— START OF Dataset entries —
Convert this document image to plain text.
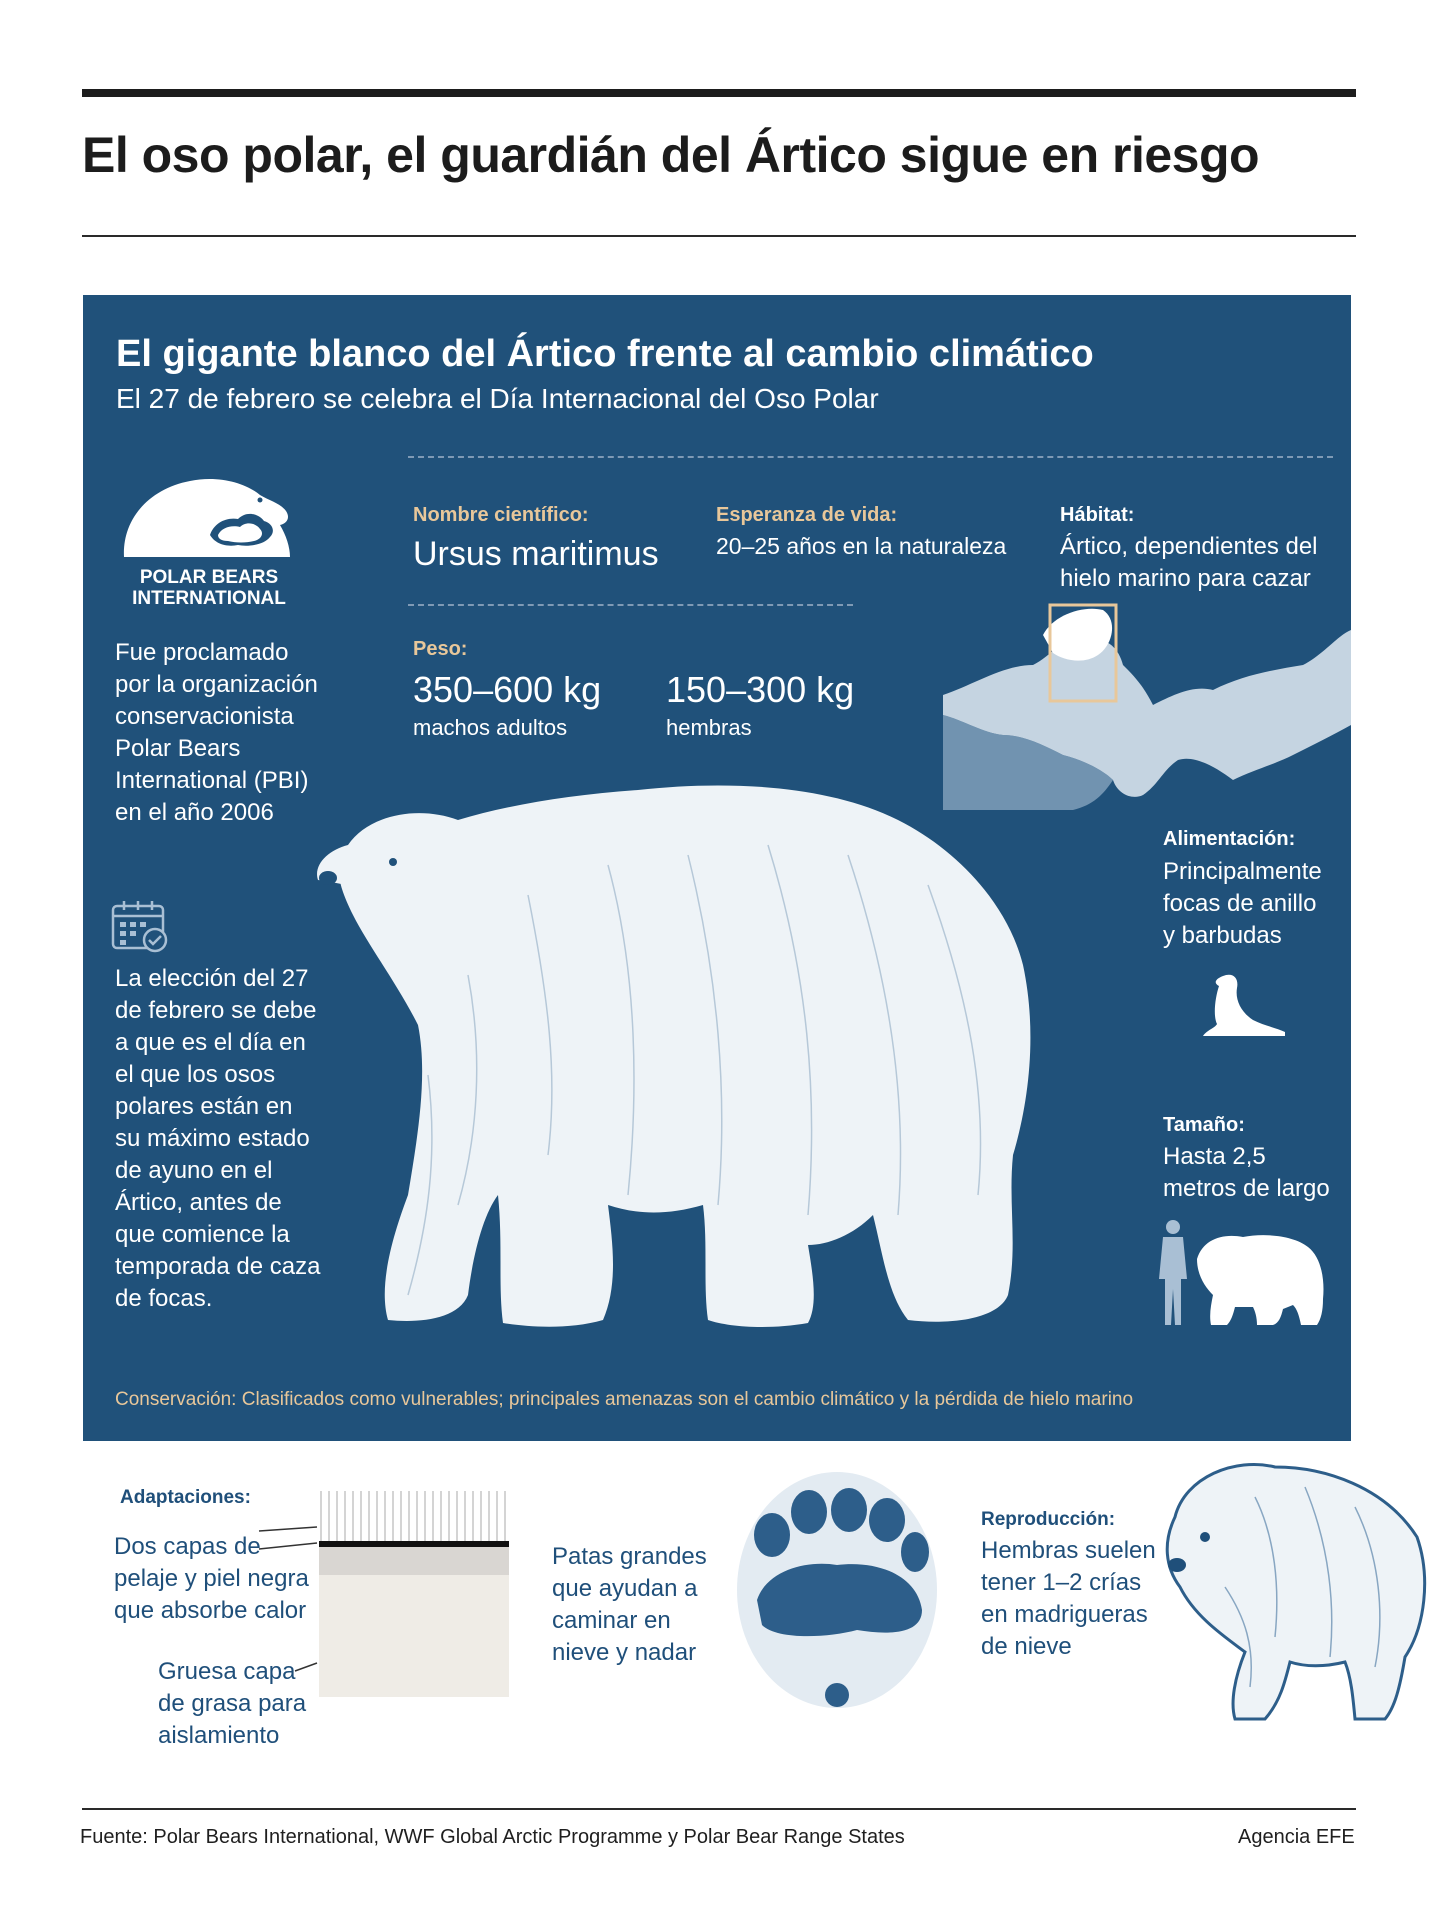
El oso polar, el guardián del Ártico sigue en riesgo
El gigante blanco del Ártico frente al cambio climático
El 27 de febrero se celebra el Día Internacional del Oso Polar
POLAR BEARS INTERNATIONAL
Fue proclamado
por la organización
conservacionista
Polar Bears
International (PBI)
en el año 2006
La elección del 27
de febrero se debe
a que es el día en
el que los osos
polares están en
su máximo estado
de ayuno en el
Ártico, antes de
que comience la
temporada de caza
de focas.
Nombre científico:
Ursus maritimus
Esperanza de vida:
20–25 años en la naturaleza
Hábitat:
Ártico, dependientes del
hielo marino para cazar
Peso:
350–600 kg
machos adultos
150–300 kg
hembras
Alimentación:
Principalmente
focas de anillo
y barbudas
Tamaño:
Hasta 2,5
metros de largo
Conservación: Clasificados como vulnerables; principales amenazas son el cambio climático y la pérdida de hielo marino
Adaptaciones:
Dos capas de
pelaje y piel negra
que absorbe calor
Gruesa capa
de grasa para
aislamiento
Patas grandes
que ayudan a
caminar en
nieve y nadar
Reproducción:
Hembras suelen
tener 1–2 crías
en madrigueras
de nieve
Fuente: Polar Bears International, WWF Global Arctic Programme y Polar Bear Range States	Agencia EFE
— END OF Dataset entries —
Look through the entries above for the word "febrero". Copy every line where it shows up.

El 27 de febrero se celebra el Día Internacional del Oso Polar
de febrero se debe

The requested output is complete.